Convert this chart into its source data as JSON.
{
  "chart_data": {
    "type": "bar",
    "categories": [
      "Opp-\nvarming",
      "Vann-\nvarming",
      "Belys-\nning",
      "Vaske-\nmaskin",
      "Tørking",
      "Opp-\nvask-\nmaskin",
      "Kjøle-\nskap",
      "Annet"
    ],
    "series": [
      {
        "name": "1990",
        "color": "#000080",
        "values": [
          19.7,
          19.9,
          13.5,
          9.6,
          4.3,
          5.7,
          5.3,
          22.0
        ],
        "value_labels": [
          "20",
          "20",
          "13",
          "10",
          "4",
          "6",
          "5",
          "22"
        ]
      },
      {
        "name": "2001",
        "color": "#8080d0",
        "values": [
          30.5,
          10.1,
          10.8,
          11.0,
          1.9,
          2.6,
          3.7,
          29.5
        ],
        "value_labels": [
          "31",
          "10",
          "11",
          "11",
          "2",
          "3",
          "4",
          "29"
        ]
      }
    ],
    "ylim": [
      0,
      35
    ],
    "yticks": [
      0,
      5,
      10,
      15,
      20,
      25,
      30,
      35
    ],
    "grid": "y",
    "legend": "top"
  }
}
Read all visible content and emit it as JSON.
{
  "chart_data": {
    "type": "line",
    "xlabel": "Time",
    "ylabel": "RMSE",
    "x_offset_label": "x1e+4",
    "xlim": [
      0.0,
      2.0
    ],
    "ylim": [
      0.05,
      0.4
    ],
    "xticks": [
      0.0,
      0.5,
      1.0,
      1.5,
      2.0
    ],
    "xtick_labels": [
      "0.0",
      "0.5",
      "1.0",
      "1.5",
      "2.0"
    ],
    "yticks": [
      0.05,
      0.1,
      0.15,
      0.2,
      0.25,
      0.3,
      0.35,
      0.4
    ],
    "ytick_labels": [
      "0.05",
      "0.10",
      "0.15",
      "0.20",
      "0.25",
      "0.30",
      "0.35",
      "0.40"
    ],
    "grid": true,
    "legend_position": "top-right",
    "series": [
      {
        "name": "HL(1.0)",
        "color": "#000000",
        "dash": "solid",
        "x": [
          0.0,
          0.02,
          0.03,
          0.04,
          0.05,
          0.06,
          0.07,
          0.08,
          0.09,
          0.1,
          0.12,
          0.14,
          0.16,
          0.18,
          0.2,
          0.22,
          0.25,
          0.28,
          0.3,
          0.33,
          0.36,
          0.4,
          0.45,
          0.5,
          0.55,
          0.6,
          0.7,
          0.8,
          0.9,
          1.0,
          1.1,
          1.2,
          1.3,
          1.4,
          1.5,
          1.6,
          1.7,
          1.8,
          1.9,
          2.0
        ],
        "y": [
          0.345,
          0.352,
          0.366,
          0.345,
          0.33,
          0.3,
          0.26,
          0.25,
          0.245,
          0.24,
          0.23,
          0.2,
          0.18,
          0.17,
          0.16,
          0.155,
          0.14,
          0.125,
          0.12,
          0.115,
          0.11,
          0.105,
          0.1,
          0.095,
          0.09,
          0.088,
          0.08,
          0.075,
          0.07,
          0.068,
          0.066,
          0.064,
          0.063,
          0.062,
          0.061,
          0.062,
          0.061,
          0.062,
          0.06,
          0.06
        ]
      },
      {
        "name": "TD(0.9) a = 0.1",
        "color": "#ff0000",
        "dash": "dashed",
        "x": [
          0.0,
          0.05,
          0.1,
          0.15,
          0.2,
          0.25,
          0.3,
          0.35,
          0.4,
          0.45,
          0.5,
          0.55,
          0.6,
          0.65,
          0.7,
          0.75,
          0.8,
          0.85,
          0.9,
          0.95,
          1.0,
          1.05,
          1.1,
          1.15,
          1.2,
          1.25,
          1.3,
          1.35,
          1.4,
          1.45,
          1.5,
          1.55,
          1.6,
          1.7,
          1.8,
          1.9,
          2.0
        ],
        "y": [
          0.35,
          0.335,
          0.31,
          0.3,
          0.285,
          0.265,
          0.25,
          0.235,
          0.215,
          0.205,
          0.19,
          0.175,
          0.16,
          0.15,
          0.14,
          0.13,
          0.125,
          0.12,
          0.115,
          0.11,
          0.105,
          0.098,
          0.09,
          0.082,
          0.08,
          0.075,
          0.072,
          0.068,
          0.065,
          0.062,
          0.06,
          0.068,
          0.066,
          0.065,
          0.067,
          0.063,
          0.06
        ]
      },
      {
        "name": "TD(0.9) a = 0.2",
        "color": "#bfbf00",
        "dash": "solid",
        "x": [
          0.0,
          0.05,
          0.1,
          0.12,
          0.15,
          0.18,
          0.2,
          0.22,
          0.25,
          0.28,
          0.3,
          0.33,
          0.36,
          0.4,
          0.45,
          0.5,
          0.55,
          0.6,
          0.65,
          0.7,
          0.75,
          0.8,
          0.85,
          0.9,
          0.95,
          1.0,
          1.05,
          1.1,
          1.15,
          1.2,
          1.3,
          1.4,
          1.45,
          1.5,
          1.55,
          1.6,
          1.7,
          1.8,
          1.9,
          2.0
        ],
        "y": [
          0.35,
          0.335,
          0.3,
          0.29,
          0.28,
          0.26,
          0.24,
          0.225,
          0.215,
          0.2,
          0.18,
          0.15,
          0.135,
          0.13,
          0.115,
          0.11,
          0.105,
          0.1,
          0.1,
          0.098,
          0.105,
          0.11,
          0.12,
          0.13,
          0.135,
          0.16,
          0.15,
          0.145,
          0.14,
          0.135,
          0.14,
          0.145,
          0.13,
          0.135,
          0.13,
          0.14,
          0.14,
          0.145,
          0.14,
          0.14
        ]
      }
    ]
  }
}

* * *

> Problem details
From the entries above, copy every line containing the word "name".

> Problem solution
        "name": "1990",
        "name": "2001",
        "name": "HL(1.0)",
        "name": "TD(0.9) a = 0.1",
        "name": "TD(0.9) a = 0.2",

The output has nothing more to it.